**Direction:** Using the records that follow, copy every line containing the word "their".

**Stored records:**
━━━━
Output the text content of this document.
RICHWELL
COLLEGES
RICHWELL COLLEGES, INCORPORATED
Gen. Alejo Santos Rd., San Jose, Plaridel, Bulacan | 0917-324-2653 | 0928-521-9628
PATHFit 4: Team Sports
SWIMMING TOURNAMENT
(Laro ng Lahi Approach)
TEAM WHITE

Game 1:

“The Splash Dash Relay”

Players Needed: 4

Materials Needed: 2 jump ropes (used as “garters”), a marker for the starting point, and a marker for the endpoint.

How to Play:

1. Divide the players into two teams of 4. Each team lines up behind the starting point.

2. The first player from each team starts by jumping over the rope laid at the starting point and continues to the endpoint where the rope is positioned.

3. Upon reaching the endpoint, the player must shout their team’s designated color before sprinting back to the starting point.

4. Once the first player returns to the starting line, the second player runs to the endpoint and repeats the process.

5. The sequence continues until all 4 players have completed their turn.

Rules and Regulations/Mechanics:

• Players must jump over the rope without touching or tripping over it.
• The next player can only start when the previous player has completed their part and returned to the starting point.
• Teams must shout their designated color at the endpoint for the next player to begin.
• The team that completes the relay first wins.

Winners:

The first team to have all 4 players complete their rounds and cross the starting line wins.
━━━━
**Exercise solution:**
3. Upon reaching the endpoint, the player must shout their team’s designated color before sprinting back to the starting point.
5. The sequence continues until all 4 players have completed their turn.
• The next player can only start when the previous player has completed their part and returned to the starting point.
• Teams must shout their designated color at the endpoint for the next player to begin.
The first team to have all 4 players complete their rounds and cross the starting line wins.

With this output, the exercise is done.